>> begin Data for this task

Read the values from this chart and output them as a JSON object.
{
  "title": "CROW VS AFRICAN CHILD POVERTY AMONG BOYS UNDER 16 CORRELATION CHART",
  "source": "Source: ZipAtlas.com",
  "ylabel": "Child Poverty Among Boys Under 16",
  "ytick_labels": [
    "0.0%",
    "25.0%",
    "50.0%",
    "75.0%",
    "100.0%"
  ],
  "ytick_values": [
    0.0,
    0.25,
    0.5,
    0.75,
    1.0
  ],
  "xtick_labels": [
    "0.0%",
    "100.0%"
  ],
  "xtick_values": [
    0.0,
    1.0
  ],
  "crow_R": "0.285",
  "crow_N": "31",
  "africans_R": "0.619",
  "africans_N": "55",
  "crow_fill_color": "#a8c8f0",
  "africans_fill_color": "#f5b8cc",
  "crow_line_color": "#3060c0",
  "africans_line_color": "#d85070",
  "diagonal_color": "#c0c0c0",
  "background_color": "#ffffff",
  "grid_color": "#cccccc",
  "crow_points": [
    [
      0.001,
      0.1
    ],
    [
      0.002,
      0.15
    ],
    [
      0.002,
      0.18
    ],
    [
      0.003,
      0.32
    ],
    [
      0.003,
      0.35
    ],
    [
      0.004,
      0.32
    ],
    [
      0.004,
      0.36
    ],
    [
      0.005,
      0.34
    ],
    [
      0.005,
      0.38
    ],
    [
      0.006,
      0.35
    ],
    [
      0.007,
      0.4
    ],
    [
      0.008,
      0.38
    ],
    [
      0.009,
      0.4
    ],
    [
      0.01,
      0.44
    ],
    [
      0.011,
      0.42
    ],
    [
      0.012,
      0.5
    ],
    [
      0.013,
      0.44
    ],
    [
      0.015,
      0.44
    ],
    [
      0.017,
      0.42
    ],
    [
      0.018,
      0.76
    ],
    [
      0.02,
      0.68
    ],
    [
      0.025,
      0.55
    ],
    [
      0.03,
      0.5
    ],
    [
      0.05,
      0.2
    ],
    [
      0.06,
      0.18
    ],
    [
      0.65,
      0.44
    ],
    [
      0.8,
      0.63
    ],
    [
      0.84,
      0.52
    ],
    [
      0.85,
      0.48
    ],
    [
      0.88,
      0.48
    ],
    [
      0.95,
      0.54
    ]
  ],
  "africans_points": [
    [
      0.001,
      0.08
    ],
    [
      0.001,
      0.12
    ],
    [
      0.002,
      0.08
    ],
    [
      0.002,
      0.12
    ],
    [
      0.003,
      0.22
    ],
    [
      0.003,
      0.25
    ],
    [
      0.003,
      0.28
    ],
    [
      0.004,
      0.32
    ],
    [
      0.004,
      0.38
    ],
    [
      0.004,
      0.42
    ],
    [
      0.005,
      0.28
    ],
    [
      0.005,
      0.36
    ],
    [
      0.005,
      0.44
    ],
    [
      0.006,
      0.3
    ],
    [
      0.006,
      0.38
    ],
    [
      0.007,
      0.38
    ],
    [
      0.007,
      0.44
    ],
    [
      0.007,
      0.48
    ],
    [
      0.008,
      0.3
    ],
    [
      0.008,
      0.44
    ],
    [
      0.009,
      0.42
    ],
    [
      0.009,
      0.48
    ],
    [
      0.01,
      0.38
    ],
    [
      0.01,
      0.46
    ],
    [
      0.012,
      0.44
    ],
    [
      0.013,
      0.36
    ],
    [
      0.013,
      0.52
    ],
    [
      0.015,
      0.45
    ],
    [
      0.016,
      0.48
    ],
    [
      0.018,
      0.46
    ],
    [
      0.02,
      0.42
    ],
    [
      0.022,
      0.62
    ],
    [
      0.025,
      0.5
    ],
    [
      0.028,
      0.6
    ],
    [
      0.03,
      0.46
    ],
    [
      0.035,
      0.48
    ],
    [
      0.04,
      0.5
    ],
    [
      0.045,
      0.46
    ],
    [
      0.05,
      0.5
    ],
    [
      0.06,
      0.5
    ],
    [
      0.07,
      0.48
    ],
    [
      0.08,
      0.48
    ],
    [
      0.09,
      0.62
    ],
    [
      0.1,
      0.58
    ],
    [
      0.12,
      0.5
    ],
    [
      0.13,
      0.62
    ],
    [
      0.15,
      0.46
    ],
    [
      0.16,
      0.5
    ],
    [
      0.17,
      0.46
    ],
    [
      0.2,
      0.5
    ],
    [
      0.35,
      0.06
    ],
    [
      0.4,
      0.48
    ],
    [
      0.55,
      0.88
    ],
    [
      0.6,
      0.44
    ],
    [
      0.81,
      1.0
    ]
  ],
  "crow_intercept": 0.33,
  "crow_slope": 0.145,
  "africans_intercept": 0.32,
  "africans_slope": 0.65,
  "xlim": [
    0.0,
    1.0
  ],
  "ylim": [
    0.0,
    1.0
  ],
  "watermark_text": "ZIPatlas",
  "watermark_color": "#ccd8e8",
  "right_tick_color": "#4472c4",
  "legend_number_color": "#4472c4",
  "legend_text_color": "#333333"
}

>> end Data for this task

## Request
Make an exact copy of all the data.

## The result
Read the values from this chart and output them as a JSON object.
{
  "title": "CROW VS AFRICAN CHILD POVERTY AMONG BOYS UNDER 16 CORRELATION CHART",
  "source": "Source: ZipAtlas.com",
  "ylabel": "Child Poverty Among Boys Under 16",
  "ytick_labels": [
    "0.0%",
    "25.0%",
    "50.0%",
    "75.0%",
    "100.0%"
  ],
  "ytick_values": [
    0.0,
    0.25,
    0.5,
    0.75,
    1.0
  ],
  "xtick_labels": [
    "0.0%",
    "100.0%"
  ],
  "xtick_values": [
    0.0,
    1.0
  ],
  "crow_R": "0.285",
  "crow_N": "31",
  "africans_R": "0.619",
  "africans_N": "55",
  "crow_fill_color": "#a8c8f0",
  "africans_fill_color": "#f5b8cc",
  "crow_line_color": "#3060c0",
  "africans_line_color": "#d85070",
  "diagonal_color": "#c0c0c0",
  "background_color": "#ffffff",
  "grid_color": "#cccccc",
  "crow_points": [
    [
      0.001,
      0.1
    ],
    [
      0.002,
      0.15
    ],
    [
      0.002,
      0.18
    ],
    [
      0.003,
      0.32
    ],
    [
      0.003,
      0.35
    ],
    [
      0.004,
      0.32
    ],
    [
      0.004,
      0.36
    ],
    [
      0.005,
      0.34
    ],
    [
      0.005,
      0.38
    ],
    [
      0.006,
      0.35
    ],
    [
      0.007,
      0.4
    ],
    [
      0.008,
      0.38
    ],
    [
      0.009,
      0.4
    ],
    [
      0.01,
      0.44
    ],
    [
      0.011,
      0.42
    ],
    [
      0.012,
      0.5
    ],
    [
      0.013,
      0.44
    ],
    [
      0.015,
      0.44
    ],
    [
      0.017,
      0.42
    ],
    [
      0.018,
      0.76
    ],
    [
      0.02,
      0.68
    ],
    [
      0.025,
      0.55
    ],
    [
      0.03,
      0.5
    ],
    [
      0.05,
      0.2
    ],
    [
      0.06,
      0.18
    ],
    [
      0.65,
      0.44
    ],
    [
      0.8,
      0.63
    ],
    [
      0.84,
      0.52
    ],
    [
      0.85,
      0.48
    ],
    [
      0.88,
      0.48
    ],
    [
      0.95,
      0.54
    ]
  ],
  "africans_points": [
    [
      0.001,
      0.08
    ],
    [
      0.001,
      0.12
    ],
    [
      0.002,
      0.08
    ],
    [
      0.002,
      0.12
    ],
    [
      0.003,
      0.22
    ],
    [
      0.003,
      0.25
    ],
    [
      0.003,
      0.28
    ],
    [
      0.004,
      0.32
    ],
    [
      0.004,
      0.38
    ],
    [
      0.004,
      0.42
    ],
    [
      0.005,
      0.28
    ],
    [
      0.005,
      0.36
    ],
    [
      0.005,
      0.44
    ],
    [
      0.006,
      0.3
    ],
    [
      0.006,
      0.38
    ],
    [
      0.007,
      0.38
    ],
    [
      0.007,
      0.44
    ],
    [
      0.007,
      0.48
    ],
    [
      0.008,
      0.3
    ],
    [
      0.008,
      0.44
    ],
    [
      0.009,
      0.42
    ],
    [
      0.009,
      0.48
    ],
    [
      0.01,
      0.38
    ],
    [
      0.01,
      0.46
    ],
    [
      0.012,
      0.44
    ],
    [
      0.013,
      0.36
    ],
    [
      0.013,
      0.52
    ],
    [
      0.015,
      0.45
    ],
    [
      0.016,
      0.48
    ],
    [
      0.018,
      0.46
    ],
    [
      0.02,
      0.42
    ],
    [
      0.022,
      0.62
    ],
    [
      0.025,
      0.5
    ],
    [
      0.028,
      0.6
    ],
    [
      0.03,
      0.46
    ],
    [
      0.035,
      0.48
    ],
    [
      0.04,
      0.5
    ],
    [
      0.045,
      0.46
    ],
    [
      0.05,
      0.5
    ],
    [
      0.06,
      0.5
    ],
    [
      0.07,
      0.48
    ],
    [
      0.08,
      0.48
    ],
    [
      0.09,
      0.62
    ],
    [
      0.1,
      0.58
    ],
    [
      0.12,
      0.5
    ],
    [
      0.13,
      0.62
    ],
    [
      0.15,
      0.46
    ],
    [
      0.16,
      0.5
    ],
    [
      0.17,
      0.46
    ],
    [
      0.2,
      0.5
    ],
    [
      0.35,
      0.06
    ],
    [
      0.4,
      0.48
    ],
    [
      0.55,
      0.88
    ],
    [
      0.6,
      0.44
    ],
    [
      0.81,
      1.0
    ]
  ],
  "crow_intercept": 0.33,
  "crow_slope": 0.145,
  "africans_intercept": 0.32,
  "africans_slope": 0.65,
  "xlim": [
    0.0,
    1.0
  ],
  "ylim": [
    0.0,
    1.0
  ],
  "watermark_text": "ZIPatlas",
  "watermark_color": "#ccd8e8",
  "right_tick_color": "#4472c4",
  "legend_number_color": "#4472c4",
  "legend_text_color": "#333333"
}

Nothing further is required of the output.